> TEXTAUSZUG
━━━━

Die Grüne Daniela Musiol und der Dekan Heinz Mayer im Streitgespräch.


Wien. Der Streit um das Demokratiepaket der Regierung geht in die nächste Runde. Die notwendige Verfassungsmehrheit kommt nicht zustande, die Opposition hat stattdessen in ungewöhnlicher Geschlossenheit einen Kompromissvorschlag zur direkten Demokratie vorgelegt. Konkret soll es für Volksbegehren ab 100.000 Unterschriften ein Rederecht im Plenum geben, ab 250.000 soll es bei Nichtumsetzung eine verpflichtende Volksbefragung geben. Während die ÖVP das Paket begrüßte, zeigten sich SPÖ und der Verfassungsrechtler Heinz Mayer skeptisch. Darüber diskutiert er mit der grünen Verfassungssprecherin Daniela Musiol.

"Wiener Zeitung": Herr Mayer, warum halten Sie den Vorschlag der Opposition für "Unfug"?Heinz Mayer: Ich halte den ursprünglichen Vorschlag einer verpflichtenden Volksabstimmung nach Volksbegehren für eine eklatante Schwächung des Parlamentarismus. Die Verknüpfung von Volksbegehren mit einer Volksbefragung scheint mir indes ein bisschen kindisch zu sein. Das würde bedeuten, dass 400.000 Menschen per Volksbegehren ein Gesetz fordern. Dann macht die Politik nichts und fragt: "Wollt ihr das wirklich?"

━━━━

> AUFGABEN
(a) Beantworte zum Textauszug über das Demokratiepaket die folgenden Fragen:
(i) Ab wie vielen Unterschriften soll es laut dem Kompromissvorschlag der Opposition für Volksbegehren ein Rederecht im Plenum geben?
(ii) Welche Partei begrüßte das Paket?
(iii) Welche Funktion hat Daniela Musiol?
(b) Ändere im Textauszug den Abschnitt zwischen "Die Grüne Daniela" und "Verfassungssprecherin Daniela Musiol.", beide einschließlich, indem du "Kompromissvorschlag" durch "Gegenvorschlag" ersetzt.
(c) Erkläre anhand des Textauszugs, warum Heinz Mayer die Verknüpfung von Volksbegehren mit einer Volksbefragung für kindisch hält.

━━━━

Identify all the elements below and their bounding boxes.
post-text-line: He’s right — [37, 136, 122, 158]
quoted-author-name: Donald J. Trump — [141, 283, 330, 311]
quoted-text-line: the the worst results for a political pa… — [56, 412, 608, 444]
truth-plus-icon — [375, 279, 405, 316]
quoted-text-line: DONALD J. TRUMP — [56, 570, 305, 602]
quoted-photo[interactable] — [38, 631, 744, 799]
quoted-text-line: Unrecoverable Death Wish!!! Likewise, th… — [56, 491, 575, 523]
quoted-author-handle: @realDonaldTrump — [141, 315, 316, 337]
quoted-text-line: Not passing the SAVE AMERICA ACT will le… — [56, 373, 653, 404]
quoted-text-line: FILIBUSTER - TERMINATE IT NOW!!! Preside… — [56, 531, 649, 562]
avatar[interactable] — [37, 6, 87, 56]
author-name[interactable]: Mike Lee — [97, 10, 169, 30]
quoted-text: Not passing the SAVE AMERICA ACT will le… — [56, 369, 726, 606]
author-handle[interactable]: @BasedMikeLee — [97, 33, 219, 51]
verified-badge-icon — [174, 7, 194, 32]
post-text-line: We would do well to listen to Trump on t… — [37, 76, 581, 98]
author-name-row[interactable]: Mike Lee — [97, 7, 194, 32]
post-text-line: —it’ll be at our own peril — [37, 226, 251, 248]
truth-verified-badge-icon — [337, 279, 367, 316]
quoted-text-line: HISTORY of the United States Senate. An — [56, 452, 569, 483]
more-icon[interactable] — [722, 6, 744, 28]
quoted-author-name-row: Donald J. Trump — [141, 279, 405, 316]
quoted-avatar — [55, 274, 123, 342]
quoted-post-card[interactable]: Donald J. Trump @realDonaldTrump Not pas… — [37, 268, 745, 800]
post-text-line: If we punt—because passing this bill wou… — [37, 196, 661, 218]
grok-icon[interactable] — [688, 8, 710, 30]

━━━━

> LÖSUNGEN
(a)
(i) Ab 100.000 Unterschriften.
(ii) Die ÖVP.
(iii) Sie ist die grüne Verfassungssprecherin.

(b)
Die Grüne Daniela Musiol und der Dekan Heinz Mayer im Streitgespräch.


Wien. Der Streit um das Demokratiepaket der Regierung geht in die nächste Runde. Die notwendige Verfassungsmehrheit kommt nicht zustande, die Opposition hat stattdessen in ungewöhnlicher Geschlossenheit einen Gegenvorschlag zur direkten Demokratie vorgelegt. Konkret soll es für Volksbegehren ab 100.000 Unterschriften ein Rederecht im Plenum geben, ab 250.000 soll es bei Nichtumsetzung eine verpflichtende Volksbefragung geben. Während die ÖVP das Paket begrüßte, zeigten sich SPÖ und der Verfassungsrechtler Heinz Mayer skeptisch. Darüber diskutiert er mit der grünen Verfassungssprecherin Daniela Musiol.

(c) Die Verknüpfung würde laut Mayer bedeuten, dass Menschen per Volksbegehren ein Gesetz fordern, die Politik daraufhin nichts unternimmt und dann nachfragt: „Wollt ihr das wirklich?“